STATED TASK:
Transcribe the records that follow exactly. Skip the pictures.

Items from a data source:
===

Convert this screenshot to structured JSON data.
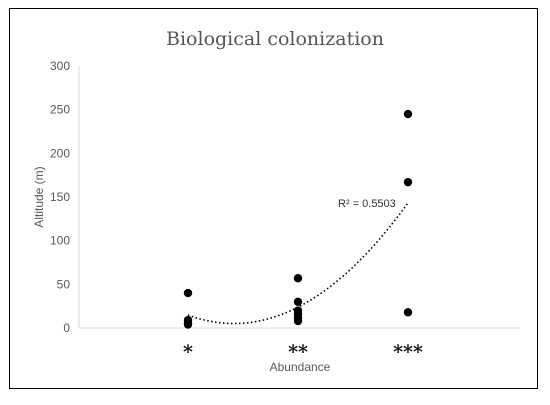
{
  "chart_data": {
    "type": "scatter",
    "title": "Biological colonization",
    "xlabel": "Abundance",
    "ylabel": "Altitude (m)",
    "ylim": [
      0,
      300
    ],
    "yticks": [
      "0",
      "50",
      "100",
      "150",
      "200",
      "250",
      "300"
    ],
    "categories": [
      "*",
      "**",
      "***"
    ],
    "points": [
      {
        "x": 1,
        "y": 40
      },
      {
        "x": 1,
        "y": 9
      },
      {
        "x": 1,
        "y": 6
      },
      {
        "x": 1,
        "y": 4
      },
      {
        "x": 2,
        "y": 57
      },
      {
        "x": 2,
        "y": 30
      },
      {
        "x": 2,
        "y": 20
      },
      {
        "x": 2,
        "y": 16
      },
      {
        "x": 2,
        "y": 12
      },
      {
        "x": 2,
        "y": 8
      },
      {
        "x": 3,
        "y": 245
      },
      {
        "x": 3,
        "y": 167
      },
      {
        "x": 3,
        "y": 18
      }
    ],
    "trendline": {
      "type": "polynomial",
      "order": 2,
      "style": "dotted",
      "label": "R² = 0.5503"
    },
    "grid": false,
    "legend": "none",
    "colors": {
      "points": "#000000",
      "trendline": "#000000",
      "axis": "#d9d9d9"
    }
  }
}
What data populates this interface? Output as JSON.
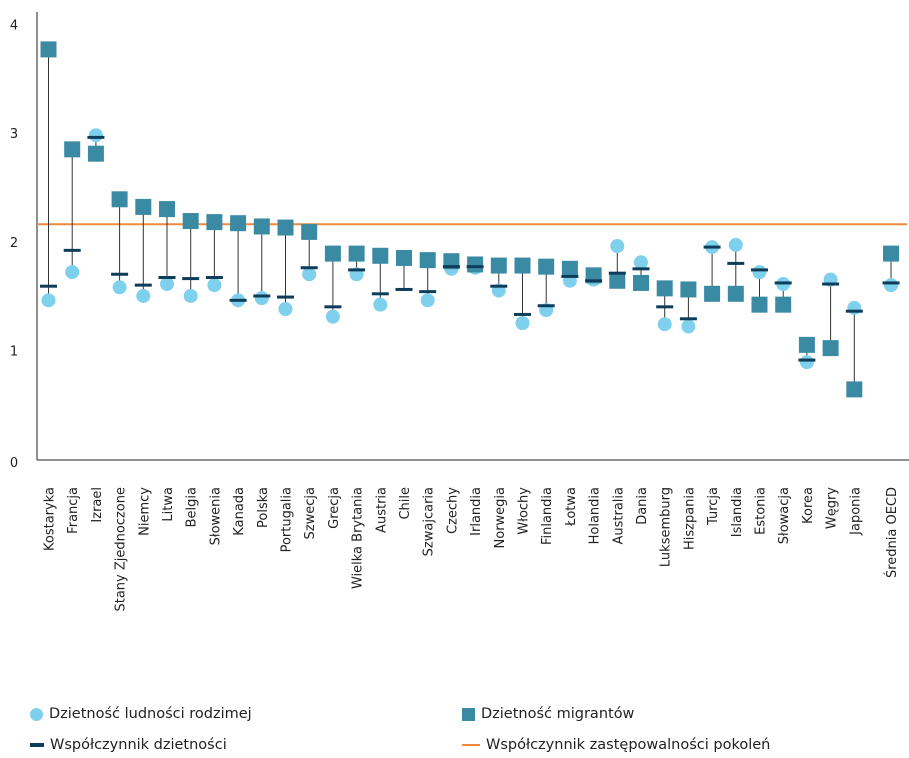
{
  "colors": {
    "native": "#7fd0ec",
    "migrant": "#3b8aa4",
    "total": "#0d3d59",
    "replacement": "#f08a3c",
    "whisker": "#333333",
    "axis": "#222222"
  },
  "legend": {
    "native": "Dzietność ludności rodzimej",
    "migrant": "Dzietność migrantów",
    "total": "Współczynnik dzietności",
    "replacement": "Współczynnik zastępowalności pokoleń"
  },
  "chart_data": {
    "type": "scatter",
    "title": "",
    "xlabel": "",
    "ylabel": "",
    "ylim": [
      0,
      4
    ],
    "yticks": [
      "0",
      "1",
      "2",
      "3",
      "4"
    ],
    "replacement_level": 2.17,
    "categories": [
      "Kostaryka",
      "Francja",
      "Izrael",
      "Stany Zjednoczone",
      "Niemcy",
      "Litwa",
      "Belgia",
      "Słowenia",
      "Kanada",
      "Polska",
      "Portugalia",
      "Szwecja",
      "Grecja",
      "Wielka Brytania",
      "Austria",
      "Chile",
      "Szwajcaria",
      "Czechy",
      "Irlandia",
      "Norwegia",
      "Włochy",
      "Finlandia",
      "Łotwa",
      "Holandia",
      "Australia",
      "Dania",
      "Luksemburg",
      "Hiszpania",
      "Turcja",
      "Islandia",
      "Estonia",
      "Słowacja",
      "Korea",
      "Węgry",
      "Japonia",
      "Średnia OECD"
    ],
    "series": [
      {
        "name": "Dzietność ludności rodzimej",
        "key": "native",
        "values": [
          1.47,
          1.73,
          2.99,
          1.59,
          1.51,
          1.62,
          1.51,
          1.61,
          1.47,
          1.49,
          1.39,
          1.71,
          1.32,
          1.71,
          1.43,
          null,
          1.47,
          1.76,
          1.77,
          1.56,
          1.26,
          1.38,
          1.65,
          1.66,
          1.97,
          1.82,
          1.25,
          1.23,
          1.96,
          1.98,
          1.73,
          1.62,
          0.9,
          1.66,
          1.4,
          1.61
        ]
      },
      {
        "name": "Dzietność migrantów",
        "key": "migrant",
        "values": [
          3.78,
          2.86,
          2.82,
          2.4,
          2.33,
          2.31,
          2.2,
          2.19,
          2.18,
          2.15,
          2.14,
          2.1,
          1.9,
          1.9,
          1.88,
          1.86,
          1.84,
          1.83,
          1.8,
          1.79,
          1.79,
          1.78,
          1.76,
          1.7,
          1.65,
          1.63,
          1.58,
          1.57,
          1.53,
          1.53,
          1.43,
          1.43,
          1.06,
          1.03,
          0.65,
          1.9
        ]
      },
      {
        "name": "Współczynnik dzietności",
        "key": "total",
        "values": [
          1.6,
          1.93,
          2.97,
          1.71,
          1.61,
          1.68,
          1.67,
          1.68,
          1.47,
          1.51,
          1.5,
          1.77,
          1.41,
          1.75,
          1.53,
          1.57,
          1.55,
          1.78,
          1.78,
          1.6,
          1.34,
          1.42,
          1.69,
          1.65,
          1.72,
          1.76,
          1.41,
          1.3,
          1.96,
          1.81,
          1.75,
          1.63,
          0.92,
          1.62,
          1.37,
          1.63
        ]
      }
    ]
  }
}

===

WRITTEN ANSWER:
Convert this screenshot to structured JSON data.
{
  "chart_data": {
    "type": "scatter",
    "title": "Biological colonization",
    "xlabel": "Abundance",
    "ylabel": "Altitude (m)",
    "ylim": [
      0,
      300
    ],
    "yticks": [
      "0",
      "50",
      "100",
      "150",
      "200",
      "250",
      "300"
    ],
    "categories": [
      "*",
      "**",
      "***"
    ],
    "points": [
      {
        "x": 1,
        "y": 40
      },
      {
        "x": 1,
        "y": 9
      },
      {
        "x": 1,
        "y": 6
      },
      {
        "x": 1,
        "y": 4
      },
      {
        "x": 2,
        "y": 57
      },
      {
        "x": 2,
        "y": 30
      },
      {
        "x": 2,
        "y": 20
      },
      {
        "x": 2,
        "y": 16
      },
      {
        "x": 2,
        "y": 12
      },
      {
        "x": 2,
        "y": 8
      },
      {
        "x": 3,
        "y": 245
      },
      {
        "x": 3,
        "y": 167
      },
      {
        "x": 3,
        "y": 18
      }
    ],
    "trendline": {
      "type": "polynomial",
      "order": 2,
      "style": "dotted",
      "label": "R² = 0.5503"
    },
    "grid": false,
    "legend": "none",
    "colors": {
      "points": "#000000",
      "trendline": "#000000",
      "axis": "#d9d9d9"
    }
  }
}
What data populates this interface? Output as JSON.
{
  "colors": {
    "native": "#7fd0ec",
    "migrant": "#3b8aa4",
    "total": "#0d3d59",
    "replacement": "#f08a3c",
    "whisker": "#333333",
    "axis": "#222222"
  },
  "legend": {
    "native": "Dzietność ludności rodzimej",
    "migrant": "Dzietność migrantów",
    "total": "Współczynnik dzietności",
    "replacement": "Współczynnik zastępowalności pokoleń"
  },
  "chart_data": {
    "type": "scatter",
    "title": "",
    "xlabel": "",
    "ylabel": "",
    "ylim": [
      0,
      4
    ],
    "yticks": [
      "0",
      "1",
      "2",
      "3",
      "4"
    ],
    "replacement_level": 2.17,
    "categories": [
      "Kostaryka",
      "Francja",
      "Izrael",
      "Stany Zjednoczone",
      "Niemcy",
      "Litwa",
      "Belgia",
      "Słowenia",
      "Kanada",
      "Polska",
      "Portugalia",
      "Szwecja",
      "Grecja",
      "Wielka Brytania",
      "Austria",
      "Chile",
      "Szwajcaria",
      "Czechy",
      "Irlandia",
      "Norwegia",
      "Włochy",
      "Finlandia",
      "Łotwa",
      "Holandia",
      "Australia",
      "Dania",
      "Luksemburg",
      "Hiszpania",
      "Turcja",
      "Islandia",
      "Estonia",
      "Słowacja",
      "Korea",
      "Węgry",
      "Japonia",
      "Średnia OECD"
    ],
    "series": [
      {
        "name": "Dzietność ludności rodzimej",
        "key": "native",
        "values": [
          1.47,
          1.73,
          2.99,
          1.59,
          1.51,
          1.62,
          1.51,
          1.61,
          1.47,
          1.49,
          1.39,
          1.71,
          1.32,
          1.71,
          1.43,
          null,
          1.47,
          1.76,
          1.77,
          1.56,
          1.26,
          1.38,
          1.65,
          1.66,
          1.97,
          1.82,
          1.25,
          1.23,
          1.96,
          1.98,
          1.73,
          1.62,
          0.9,
          1.66,
          1.4,
          1.61
        ]
      },
      {
        "name": "Dzietność migrantów",
        "key": "migrant",
        "values": [
          3.78,
          2.86,
          2.82,
          2.4,
          2.33,
          2.31,
          2.2,
          2.19,
          2.18,
          2.15,
          2.14,
          2.1,
          1.9,
          1.9,
          1.88,
          1.86,
          1.84,
          1.83,
          1.8,
          1.79,
          1.79,
          1.78,
          1.76,
          1.7,
          1.65,
          1.63,
          1.58,
          1.57,
          1.53,
          1.53,
          1.43,
          1.43,
          1.06,
          1.03,
          0.65,
          1.9
        ]
      },
      {
        "name": "Współczynnik dzietności",
        "key": "total",
        "values": [
          1.6,
          1.93,
          2.97,
          1.71,
          1.61,
          1.68,
          1.67,
          1.68,
          1.47,
          1.51,
          1.5,
          1.77,
          1.41,
          1.75,
          1.53,
          1.57,
          1.55,
          1.78,
          1.78,
          1.6,
          1.34,
          1.42,
          1.69,
          1.65,
          1.72,
          1.76,
          1.41,
          1.3,
          1.96,
          1.81,
          1.75,
          1.63,
          0.92,
          1.62,
          1.37,
          1.63
        ]
      }
    ]
  }
}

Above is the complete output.